Work to be completed.
Read the data and repeat all of it exactly.
============================================================
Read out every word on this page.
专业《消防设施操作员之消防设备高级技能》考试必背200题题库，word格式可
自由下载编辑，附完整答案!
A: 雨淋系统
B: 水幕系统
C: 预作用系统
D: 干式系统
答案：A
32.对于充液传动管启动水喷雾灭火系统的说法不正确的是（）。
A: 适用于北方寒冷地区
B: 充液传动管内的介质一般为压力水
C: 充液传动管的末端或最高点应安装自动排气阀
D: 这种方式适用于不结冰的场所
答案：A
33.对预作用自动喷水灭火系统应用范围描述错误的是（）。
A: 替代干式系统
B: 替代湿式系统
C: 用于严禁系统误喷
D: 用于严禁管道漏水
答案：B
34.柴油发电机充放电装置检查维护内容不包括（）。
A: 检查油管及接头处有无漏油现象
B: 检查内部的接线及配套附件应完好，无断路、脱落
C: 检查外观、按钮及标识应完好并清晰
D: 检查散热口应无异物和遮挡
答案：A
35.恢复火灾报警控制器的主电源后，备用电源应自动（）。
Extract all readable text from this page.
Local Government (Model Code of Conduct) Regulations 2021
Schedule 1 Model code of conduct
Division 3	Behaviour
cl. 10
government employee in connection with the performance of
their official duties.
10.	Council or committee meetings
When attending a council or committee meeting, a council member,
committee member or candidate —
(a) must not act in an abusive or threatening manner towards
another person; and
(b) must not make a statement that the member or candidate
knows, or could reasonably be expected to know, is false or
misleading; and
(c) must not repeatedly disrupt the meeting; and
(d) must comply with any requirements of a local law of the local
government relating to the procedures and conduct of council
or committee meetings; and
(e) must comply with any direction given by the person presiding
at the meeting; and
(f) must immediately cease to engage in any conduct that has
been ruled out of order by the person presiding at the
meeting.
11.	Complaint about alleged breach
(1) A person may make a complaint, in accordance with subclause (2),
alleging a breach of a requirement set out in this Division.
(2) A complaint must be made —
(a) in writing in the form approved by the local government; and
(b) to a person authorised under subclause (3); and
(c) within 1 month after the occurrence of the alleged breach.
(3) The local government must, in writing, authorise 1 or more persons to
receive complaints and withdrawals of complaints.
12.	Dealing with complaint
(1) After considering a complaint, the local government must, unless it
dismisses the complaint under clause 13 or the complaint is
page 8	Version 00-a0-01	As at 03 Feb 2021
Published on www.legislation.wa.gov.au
============================================================
Task result.
Read out every word on this page.
专业《消防设施操作员之消防设备高级技能》考试必背200题题库，word格式可
自由下载编辑，附完整答案!
A: 雨淋系统
B: 水幕系统
C: 预作用系统
D: 干式系统
答案：A
32.对于充液传动管启动水喷雾灭火系统的说法不正确的是（）。
A: 适用于北方寒冷地区
B: 充液传动管内的介质一般为压力水
C: 充液传动管的末端或最高点应安装自动排气阀
D: 这种方式适用于不结冰的场所
答案：A
33.对预作用自动喷水灭火系统应用范围描述错误的是（）。
A: 替代干式系统
B: 替代湿式系统
C: 用于严禁系统误喷
D: 用于严禁管道漏水
答案：B
34.柴油发电机充放电装置检查维护内容不包括（）。
A: 检查油管及接头处有无漏油现象
B: 检查内部的接线及配套附件应完好，无断路、脱落
C: 检查外观、按钮及标识应完好并清晰
D: 检查散热口应无异物和遮挡
答案：A
35.恢复火灾报警控制器的主电源后，备用电源应自动（）。
Extract all readable text from this page.
Local Government (Model Code of Conduct) Regulations 2021
Schedule 1 Model code of conduct
Division 3	Behaviour
cl. 10
government employee in connection with the performance of
their official duties.
10.	Council or committee meetings
When attending a council or committee meeting, a council member,
committee member or candidate —
(a) must not act in an abusive or threatening manner towards
another person; and
(b) must not make a statement that the member or candidate
knows, or could reasonably be expected to know, is false or
misleading; and
(c) must not repeatedly disrupt the meeting; and
(d) must comply with any requirements of a local law of the local
government relating to the procedures and conduct of council
or committee meetings; and
(e) must comply with any direction given by the person presiding
at the meeting; and
(f) must immediately cease to engage in any conduct that has
been ruled out of order by the person presiding at the
meeting.
11.	Complaint about alleged breach
(1) A person may make a complaint, in accordance with subclause (2),
alleging a breach of a requirement set out in this Division.
(2) A complaint must be made —
(a) in writing in the form approved by the local government; and
(b) to a person authorised under subclause (3); and
(c) within 1 month after the occurrence of the alleged breach.
(3) The local government must, in writing, authorise 1 or more persons to
receive complaints and withdrawals of complaints.
12.	Dealing with complaint
(1) After considering a complaint, the local government must, unless it
dismisses the complaint under clause 13 or the complaint is
page 8	Version 00-a0-01	As at 03 Feb 2021
Published on www.legislation.wa.gov.au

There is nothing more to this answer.